RECORDS SHOWN:
┄┄┄┄┄┄

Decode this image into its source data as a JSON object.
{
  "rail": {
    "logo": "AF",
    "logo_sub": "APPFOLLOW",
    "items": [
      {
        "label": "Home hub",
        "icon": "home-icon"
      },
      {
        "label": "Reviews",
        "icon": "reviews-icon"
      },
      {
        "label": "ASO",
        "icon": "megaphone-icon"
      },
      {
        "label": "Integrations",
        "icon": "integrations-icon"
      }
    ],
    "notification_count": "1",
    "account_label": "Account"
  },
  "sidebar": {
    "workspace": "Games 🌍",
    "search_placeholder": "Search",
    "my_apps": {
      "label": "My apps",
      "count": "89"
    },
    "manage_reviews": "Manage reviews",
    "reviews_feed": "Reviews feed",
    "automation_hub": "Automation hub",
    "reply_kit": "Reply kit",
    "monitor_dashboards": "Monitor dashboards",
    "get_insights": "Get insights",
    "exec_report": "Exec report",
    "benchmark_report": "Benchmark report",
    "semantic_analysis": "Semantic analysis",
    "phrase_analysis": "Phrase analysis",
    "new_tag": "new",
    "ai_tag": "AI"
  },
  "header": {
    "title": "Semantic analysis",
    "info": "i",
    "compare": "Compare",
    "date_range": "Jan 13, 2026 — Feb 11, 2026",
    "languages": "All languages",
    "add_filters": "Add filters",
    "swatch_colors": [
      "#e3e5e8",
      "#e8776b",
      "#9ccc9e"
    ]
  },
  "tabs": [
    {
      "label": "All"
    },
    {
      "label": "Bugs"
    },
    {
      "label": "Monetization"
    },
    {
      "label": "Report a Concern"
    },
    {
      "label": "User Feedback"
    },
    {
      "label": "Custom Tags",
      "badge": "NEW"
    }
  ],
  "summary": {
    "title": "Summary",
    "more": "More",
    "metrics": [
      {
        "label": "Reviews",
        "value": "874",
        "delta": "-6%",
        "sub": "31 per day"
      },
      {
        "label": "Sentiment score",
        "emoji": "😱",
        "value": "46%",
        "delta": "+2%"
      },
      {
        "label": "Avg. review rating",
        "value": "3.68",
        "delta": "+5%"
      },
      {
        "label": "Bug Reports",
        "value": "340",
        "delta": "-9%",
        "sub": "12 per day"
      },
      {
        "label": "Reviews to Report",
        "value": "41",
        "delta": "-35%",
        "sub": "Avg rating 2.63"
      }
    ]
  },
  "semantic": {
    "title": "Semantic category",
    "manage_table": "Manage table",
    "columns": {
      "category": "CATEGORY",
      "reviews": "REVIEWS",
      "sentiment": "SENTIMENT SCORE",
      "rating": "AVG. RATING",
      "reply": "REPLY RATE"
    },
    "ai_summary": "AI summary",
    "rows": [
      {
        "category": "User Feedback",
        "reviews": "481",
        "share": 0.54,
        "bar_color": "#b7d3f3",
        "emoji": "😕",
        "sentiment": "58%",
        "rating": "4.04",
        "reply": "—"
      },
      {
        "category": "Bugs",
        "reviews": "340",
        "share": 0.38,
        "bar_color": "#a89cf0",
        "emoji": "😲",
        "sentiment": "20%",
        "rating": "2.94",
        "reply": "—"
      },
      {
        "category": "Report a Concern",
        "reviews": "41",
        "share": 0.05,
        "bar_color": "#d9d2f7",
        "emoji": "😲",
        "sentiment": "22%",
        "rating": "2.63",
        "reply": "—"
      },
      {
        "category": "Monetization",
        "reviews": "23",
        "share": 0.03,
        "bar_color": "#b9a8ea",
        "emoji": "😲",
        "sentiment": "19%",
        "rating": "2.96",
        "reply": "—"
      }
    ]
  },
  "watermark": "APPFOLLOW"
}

┄┄┄┄┄┄

THE TASK:
Show the lines where the word "Feedback" appears in the entries.

ANSWER FOR THE TASK:
      "label": "User Feedback"
        "category": "User Feedback",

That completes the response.